** Material for this exercise **
-- START --

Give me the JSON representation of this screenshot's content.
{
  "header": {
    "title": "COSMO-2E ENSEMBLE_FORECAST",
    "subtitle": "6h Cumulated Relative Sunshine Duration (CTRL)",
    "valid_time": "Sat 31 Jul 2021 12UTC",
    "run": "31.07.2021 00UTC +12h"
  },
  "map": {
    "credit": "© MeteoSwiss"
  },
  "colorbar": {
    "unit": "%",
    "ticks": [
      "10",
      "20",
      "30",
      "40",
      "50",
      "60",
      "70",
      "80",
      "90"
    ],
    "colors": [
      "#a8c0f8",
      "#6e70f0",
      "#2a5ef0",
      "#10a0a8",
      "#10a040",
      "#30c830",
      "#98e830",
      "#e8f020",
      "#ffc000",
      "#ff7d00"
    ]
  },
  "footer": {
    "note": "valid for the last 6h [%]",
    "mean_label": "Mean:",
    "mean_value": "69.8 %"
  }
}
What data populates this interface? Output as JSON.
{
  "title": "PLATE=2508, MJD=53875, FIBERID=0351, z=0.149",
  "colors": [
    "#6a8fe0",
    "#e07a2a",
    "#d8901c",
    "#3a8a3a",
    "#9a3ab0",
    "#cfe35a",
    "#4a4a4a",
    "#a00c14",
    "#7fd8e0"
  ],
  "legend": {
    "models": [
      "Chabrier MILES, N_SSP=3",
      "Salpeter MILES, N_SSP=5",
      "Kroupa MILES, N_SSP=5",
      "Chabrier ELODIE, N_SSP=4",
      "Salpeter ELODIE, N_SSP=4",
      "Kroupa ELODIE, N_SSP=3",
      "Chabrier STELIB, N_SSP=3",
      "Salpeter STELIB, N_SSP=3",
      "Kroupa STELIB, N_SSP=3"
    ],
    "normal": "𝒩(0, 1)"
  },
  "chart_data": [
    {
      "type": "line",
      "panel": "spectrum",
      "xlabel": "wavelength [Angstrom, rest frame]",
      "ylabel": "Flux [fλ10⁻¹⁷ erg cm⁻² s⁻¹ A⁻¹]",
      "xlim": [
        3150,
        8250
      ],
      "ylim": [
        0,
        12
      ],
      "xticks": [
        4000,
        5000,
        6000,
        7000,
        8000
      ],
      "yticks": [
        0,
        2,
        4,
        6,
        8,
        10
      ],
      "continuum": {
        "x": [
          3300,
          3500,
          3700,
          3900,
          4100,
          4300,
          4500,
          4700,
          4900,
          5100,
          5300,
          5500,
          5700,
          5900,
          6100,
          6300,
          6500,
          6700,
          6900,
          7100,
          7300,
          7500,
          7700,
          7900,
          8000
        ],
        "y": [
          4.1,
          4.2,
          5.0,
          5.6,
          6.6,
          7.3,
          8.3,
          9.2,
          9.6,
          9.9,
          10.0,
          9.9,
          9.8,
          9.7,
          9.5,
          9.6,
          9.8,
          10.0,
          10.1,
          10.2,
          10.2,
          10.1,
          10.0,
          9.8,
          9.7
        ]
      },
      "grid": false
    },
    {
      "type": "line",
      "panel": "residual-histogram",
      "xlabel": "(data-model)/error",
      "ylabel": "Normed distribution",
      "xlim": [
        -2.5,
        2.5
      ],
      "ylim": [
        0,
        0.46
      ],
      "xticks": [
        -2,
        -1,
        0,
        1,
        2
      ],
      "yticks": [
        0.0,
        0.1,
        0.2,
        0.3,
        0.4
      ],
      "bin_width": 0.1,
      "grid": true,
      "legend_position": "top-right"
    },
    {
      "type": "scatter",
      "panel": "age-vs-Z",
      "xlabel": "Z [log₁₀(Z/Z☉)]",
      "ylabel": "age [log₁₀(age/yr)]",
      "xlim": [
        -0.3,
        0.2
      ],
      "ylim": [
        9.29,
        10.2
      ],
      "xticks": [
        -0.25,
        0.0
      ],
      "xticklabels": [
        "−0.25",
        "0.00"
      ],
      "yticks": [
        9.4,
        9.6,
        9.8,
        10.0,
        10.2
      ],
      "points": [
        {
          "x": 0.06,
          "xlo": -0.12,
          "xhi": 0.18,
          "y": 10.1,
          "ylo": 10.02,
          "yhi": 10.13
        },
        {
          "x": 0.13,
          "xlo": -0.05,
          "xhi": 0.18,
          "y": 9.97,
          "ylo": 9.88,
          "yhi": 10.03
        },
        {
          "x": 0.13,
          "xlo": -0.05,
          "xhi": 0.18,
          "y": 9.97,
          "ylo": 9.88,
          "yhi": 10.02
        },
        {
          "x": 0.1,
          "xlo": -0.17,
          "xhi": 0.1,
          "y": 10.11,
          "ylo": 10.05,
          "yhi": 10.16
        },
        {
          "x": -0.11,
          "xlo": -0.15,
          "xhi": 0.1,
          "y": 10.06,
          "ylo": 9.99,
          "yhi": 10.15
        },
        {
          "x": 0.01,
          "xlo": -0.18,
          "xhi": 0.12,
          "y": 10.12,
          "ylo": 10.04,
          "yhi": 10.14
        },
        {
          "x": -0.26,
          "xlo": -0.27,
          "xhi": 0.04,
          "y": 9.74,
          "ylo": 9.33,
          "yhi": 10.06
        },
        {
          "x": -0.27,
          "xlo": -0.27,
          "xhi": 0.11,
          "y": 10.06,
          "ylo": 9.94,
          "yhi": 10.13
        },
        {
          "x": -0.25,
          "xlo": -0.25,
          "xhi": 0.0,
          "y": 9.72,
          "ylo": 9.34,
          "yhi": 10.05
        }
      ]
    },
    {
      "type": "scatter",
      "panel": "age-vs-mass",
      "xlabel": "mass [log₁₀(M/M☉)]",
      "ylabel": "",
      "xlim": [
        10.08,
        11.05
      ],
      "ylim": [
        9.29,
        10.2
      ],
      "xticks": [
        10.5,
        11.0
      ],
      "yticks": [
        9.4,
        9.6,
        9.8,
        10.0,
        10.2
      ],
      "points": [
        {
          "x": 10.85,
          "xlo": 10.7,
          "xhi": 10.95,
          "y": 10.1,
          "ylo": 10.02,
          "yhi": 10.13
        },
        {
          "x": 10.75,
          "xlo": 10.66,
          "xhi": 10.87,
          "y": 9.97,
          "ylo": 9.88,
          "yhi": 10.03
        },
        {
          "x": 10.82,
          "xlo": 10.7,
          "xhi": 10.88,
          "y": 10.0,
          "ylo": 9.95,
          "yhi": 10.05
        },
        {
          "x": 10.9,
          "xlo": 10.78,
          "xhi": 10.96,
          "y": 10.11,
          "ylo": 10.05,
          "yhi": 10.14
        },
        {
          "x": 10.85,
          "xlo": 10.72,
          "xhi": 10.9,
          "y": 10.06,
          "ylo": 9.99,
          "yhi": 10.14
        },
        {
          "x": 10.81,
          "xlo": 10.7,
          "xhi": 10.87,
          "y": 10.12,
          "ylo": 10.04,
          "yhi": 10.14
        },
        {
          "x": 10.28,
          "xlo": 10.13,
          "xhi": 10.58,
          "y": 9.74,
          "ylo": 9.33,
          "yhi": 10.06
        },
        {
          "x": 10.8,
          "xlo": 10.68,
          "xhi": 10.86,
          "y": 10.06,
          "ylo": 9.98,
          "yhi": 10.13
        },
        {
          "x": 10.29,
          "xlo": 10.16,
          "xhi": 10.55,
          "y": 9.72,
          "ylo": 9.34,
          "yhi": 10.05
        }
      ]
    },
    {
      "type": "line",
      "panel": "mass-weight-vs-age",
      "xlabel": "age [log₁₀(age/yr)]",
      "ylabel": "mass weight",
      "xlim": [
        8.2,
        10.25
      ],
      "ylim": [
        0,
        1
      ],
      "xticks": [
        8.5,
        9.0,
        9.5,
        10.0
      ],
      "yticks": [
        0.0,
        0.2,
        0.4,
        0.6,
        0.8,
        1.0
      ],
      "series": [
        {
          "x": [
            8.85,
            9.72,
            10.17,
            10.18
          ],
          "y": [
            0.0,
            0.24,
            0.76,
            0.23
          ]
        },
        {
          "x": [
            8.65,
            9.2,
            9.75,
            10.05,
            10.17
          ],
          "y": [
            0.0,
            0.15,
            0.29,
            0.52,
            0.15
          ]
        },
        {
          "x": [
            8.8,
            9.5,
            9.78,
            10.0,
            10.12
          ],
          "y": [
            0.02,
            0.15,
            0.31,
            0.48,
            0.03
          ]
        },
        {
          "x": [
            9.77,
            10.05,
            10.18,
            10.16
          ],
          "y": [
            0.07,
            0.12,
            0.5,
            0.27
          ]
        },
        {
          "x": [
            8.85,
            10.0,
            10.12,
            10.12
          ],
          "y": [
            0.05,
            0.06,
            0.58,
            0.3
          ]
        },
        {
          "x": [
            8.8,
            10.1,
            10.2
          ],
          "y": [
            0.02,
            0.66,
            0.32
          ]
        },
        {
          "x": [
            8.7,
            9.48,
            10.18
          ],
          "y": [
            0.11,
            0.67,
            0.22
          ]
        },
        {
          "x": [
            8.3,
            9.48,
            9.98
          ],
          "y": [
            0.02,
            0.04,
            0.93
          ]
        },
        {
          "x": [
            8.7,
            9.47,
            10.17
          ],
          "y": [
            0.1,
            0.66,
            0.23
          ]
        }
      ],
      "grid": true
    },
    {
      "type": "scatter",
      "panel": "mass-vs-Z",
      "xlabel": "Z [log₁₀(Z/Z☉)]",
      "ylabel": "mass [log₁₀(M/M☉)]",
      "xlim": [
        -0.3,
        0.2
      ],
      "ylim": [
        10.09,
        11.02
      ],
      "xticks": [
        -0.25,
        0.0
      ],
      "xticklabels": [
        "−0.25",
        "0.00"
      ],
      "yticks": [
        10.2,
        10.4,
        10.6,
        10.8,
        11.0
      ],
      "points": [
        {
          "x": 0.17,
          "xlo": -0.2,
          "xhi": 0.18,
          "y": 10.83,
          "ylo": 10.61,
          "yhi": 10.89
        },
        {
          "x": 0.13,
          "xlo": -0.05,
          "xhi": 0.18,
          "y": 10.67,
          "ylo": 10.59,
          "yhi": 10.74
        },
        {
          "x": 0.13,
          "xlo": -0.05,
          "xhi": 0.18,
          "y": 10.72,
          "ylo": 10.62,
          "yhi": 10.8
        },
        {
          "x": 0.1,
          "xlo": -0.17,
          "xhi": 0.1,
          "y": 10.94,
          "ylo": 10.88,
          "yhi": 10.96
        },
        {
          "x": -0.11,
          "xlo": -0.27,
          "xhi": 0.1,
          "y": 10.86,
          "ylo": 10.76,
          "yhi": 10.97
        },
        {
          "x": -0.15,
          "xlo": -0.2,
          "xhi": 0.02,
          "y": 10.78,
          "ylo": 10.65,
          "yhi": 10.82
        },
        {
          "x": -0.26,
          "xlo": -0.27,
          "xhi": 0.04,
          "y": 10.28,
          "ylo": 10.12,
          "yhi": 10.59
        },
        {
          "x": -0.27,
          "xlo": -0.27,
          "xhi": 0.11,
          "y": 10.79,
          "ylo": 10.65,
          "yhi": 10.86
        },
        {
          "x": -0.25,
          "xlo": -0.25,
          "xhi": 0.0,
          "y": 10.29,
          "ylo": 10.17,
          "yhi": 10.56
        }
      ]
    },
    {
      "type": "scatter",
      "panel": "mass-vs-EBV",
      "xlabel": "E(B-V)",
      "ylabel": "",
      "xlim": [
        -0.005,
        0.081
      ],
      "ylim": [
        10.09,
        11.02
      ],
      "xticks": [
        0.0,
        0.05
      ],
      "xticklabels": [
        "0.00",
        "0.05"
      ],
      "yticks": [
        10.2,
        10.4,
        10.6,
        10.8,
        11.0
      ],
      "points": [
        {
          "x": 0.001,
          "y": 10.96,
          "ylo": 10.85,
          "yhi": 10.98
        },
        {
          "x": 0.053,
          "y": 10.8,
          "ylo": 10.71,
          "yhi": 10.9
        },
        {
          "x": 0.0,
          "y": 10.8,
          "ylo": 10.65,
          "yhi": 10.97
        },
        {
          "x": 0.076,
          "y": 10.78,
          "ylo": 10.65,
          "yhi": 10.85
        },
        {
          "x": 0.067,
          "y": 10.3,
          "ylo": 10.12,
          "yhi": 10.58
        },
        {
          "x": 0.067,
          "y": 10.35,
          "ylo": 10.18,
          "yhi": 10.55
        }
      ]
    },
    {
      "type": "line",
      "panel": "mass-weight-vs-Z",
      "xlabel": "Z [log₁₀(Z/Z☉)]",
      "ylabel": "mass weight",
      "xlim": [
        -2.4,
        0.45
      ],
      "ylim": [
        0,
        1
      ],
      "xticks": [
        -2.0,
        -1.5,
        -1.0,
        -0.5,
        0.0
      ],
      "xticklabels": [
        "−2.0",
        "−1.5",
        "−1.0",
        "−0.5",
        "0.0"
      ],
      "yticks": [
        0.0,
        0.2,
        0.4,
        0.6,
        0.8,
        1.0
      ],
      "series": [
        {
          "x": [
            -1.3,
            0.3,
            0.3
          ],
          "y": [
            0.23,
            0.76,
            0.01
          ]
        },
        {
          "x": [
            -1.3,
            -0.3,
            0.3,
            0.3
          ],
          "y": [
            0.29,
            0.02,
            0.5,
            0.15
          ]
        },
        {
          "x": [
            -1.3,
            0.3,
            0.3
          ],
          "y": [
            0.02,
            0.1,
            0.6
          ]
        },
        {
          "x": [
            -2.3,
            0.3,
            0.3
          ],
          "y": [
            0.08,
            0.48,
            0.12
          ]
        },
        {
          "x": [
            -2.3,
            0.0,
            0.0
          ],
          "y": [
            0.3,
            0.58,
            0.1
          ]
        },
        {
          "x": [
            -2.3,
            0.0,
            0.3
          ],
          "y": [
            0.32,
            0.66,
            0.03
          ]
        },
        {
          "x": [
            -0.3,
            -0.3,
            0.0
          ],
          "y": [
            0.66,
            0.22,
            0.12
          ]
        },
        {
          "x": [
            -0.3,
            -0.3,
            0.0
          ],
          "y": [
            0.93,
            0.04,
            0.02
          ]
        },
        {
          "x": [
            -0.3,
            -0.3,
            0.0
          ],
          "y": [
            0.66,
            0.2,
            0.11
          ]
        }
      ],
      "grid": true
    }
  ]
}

-- END --

** Written instruction **
Copy each line of the preceding data that contains the string "JSON".

** Problem solution **
Give me the JSON representation of this screenshot's content.
What data populates this interface? Output as JSON.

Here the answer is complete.